[Provided data]
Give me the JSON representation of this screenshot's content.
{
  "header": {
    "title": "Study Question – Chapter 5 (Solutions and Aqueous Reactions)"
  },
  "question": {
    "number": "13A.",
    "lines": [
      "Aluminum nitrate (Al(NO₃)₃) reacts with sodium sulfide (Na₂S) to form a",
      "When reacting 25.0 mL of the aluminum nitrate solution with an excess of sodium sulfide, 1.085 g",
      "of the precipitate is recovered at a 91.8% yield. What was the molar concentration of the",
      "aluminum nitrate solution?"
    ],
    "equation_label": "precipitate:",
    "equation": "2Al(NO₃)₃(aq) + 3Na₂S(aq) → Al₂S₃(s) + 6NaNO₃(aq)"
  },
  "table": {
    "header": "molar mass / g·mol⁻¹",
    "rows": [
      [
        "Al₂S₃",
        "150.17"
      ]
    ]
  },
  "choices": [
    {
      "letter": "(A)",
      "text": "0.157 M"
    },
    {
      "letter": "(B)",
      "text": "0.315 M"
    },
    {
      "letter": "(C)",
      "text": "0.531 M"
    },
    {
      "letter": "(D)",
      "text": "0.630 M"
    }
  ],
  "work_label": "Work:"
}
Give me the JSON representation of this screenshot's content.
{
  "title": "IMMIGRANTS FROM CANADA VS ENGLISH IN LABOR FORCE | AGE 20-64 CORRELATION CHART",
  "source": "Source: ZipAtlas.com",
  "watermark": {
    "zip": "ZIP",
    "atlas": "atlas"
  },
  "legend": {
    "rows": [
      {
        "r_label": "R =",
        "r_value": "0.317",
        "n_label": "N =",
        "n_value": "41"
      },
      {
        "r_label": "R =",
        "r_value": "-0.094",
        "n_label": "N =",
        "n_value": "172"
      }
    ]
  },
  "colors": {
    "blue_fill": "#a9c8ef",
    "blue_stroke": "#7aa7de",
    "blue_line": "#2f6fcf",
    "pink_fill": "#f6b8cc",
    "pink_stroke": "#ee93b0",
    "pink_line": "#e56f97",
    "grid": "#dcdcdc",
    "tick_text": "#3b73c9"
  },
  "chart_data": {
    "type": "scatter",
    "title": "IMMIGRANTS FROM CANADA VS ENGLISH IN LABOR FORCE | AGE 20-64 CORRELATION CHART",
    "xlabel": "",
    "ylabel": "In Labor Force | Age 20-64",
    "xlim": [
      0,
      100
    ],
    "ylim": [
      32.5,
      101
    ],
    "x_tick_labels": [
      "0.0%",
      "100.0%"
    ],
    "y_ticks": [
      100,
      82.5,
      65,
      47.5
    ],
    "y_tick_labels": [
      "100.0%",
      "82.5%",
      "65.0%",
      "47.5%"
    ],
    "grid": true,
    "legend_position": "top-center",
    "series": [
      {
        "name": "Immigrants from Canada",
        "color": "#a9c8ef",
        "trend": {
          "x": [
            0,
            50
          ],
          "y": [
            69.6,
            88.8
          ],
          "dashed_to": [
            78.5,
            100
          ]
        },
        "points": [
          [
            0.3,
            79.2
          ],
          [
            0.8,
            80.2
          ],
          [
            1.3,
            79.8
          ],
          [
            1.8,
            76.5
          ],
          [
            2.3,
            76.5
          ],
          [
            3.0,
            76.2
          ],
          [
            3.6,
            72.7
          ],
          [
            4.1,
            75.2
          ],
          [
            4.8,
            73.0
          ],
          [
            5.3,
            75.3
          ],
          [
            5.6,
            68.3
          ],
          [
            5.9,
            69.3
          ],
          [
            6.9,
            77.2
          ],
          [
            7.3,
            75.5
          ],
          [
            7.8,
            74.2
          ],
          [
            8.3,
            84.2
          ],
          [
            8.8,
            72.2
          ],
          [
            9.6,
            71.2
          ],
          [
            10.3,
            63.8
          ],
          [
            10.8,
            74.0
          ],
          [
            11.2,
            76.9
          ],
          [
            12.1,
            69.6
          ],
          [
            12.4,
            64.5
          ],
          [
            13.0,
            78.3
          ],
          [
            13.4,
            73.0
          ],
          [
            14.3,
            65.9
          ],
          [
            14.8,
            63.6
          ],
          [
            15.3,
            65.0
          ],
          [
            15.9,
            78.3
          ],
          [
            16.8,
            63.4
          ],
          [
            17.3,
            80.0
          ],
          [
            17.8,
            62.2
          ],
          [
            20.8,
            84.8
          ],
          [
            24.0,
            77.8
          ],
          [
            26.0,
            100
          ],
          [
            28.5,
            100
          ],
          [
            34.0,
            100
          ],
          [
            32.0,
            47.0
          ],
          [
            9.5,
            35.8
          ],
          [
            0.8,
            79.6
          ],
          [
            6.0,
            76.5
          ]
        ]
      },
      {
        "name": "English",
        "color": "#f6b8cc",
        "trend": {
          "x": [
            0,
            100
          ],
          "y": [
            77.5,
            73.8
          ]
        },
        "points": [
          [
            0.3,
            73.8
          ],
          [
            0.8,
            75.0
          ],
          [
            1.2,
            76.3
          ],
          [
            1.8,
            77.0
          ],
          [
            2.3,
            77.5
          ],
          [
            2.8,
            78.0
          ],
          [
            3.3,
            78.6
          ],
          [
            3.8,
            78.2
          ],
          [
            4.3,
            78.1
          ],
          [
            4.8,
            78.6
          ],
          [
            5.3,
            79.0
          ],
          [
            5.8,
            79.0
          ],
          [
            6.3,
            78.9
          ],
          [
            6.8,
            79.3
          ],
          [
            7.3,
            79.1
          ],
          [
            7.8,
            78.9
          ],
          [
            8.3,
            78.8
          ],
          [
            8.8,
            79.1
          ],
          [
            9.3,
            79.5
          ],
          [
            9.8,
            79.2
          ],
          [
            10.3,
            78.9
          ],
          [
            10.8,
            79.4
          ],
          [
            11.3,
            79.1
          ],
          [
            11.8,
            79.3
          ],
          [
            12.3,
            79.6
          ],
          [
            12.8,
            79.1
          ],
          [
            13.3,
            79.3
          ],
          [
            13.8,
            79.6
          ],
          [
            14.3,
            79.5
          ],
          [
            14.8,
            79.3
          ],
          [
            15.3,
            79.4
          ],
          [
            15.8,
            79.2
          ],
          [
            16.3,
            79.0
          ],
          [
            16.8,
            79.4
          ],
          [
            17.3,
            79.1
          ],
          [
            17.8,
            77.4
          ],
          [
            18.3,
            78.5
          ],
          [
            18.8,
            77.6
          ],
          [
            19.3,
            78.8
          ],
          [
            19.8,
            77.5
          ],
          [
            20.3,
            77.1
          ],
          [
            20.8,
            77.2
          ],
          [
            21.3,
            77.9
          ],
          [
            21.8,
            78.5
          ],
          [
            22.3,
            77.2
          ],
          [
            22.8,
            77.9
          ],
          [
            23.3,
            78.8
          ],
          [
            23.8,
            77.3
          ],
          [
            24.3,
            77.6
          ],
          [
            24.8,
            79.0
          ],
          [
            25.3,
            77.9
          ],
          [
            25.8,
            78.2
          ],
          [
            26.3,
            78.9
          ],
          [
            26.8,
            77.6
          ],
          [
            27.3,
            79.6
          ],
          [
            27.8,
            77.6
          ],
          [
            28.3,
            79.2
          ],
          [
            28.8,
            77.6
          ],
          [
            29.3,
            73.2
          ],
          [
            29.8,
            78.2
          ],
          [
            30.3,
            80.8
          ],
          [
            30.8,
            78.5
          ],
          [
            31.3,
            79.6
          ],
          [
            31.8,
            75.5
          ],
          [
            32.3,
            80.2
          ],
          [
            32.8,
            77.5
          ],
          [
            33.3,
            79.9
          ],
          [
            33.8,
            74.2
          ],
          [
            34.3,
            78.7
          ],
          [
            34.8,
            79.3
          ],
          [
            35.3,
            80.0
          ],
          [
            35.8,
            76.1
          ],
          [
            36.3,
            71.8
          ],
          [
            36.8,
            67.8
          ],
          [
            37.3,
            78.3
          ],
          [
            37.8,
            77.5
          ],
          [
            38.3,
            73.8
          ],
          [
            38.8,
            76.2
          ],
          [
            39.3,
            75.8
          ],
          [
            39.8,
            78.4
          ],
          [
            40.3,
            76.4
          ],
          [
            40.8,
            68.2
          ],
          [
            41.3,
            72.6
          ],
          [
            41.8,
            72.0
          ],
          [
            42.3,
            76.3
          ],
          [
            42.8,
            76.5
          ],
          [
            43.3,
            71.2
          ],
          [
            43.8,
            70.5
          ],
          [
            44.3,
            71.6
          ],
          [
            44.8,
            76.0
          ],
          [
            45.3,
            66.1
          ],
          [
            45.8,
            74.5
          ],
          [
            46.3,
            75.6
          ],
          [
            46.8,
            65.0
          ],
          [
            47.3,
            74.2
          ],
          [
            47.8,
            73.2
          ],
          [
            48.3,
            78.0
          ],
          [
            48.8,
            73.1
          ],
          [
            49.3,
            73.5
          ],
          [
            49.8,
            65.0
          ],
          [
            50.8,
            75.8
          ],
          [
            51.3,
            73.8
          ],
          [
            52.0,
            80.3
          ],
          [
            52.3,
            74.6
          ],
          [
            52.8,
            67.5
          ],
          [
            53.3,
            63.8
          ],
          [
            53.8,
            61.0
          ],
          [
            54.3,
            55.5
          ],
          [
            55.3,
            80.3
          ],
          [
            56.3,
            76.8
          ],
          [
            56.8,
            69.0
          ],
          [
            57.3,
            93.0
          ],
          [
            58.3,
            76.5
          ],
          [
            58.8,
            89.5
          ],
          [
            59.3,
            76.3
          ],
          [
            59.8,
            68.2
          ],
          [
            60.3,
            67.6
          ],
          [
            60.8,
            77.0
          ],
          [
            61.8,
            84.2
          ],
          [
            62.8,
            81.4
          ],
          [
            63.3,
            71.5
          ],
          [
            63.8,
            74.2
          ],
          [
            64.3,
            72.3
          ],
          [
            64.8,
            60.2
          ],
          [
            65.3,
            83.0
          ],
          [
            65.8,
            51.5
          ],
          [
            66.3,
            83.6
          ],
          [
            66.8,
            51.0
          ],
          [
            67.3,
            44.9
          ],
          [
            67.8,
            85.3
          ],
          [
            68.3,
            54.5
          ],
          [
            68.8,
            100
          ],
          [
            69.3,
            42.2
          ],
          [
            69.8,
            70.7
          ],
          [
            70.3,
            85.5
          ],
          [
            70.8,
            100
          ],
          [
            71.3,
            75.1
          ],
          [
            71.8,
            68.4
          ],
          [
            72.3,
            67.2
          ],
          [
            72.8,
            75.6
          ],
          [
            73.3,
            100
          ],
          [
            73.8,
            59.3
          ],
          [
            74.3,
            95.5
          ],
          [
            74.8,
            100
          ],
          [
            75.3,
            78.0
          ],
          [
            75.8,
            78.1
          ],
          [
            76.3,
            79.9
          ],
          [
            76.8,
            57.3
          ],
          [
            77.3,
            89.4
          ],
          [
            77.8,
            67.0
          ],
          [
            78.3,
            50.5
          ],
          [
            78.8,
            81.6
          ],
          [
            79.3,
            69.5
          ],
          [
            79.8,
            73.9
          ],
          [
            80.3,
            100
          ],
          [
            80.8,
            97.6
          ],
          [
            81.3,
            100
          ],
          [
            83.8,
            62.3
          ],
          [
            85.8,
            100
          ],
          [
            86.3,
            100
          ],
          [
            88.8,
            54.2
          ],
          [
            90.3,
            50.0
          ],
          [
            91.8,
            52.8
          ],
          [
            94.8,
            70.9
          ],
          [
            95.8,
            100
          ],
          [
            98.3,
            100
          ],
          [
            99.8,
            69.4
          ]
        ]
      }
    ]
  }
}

[What the task asks] Gather up, from the records above, each line where the word "sulfide" appears.

[Task solution]
      "Aluminum nitrate (Al(NO₃)₃) reacts with sodium sulfide (Na₂S) to form a",
      "When reacting 25.0 mL of the aluminum nitrate solution with an excess of sodium sulfide, 1.085 g",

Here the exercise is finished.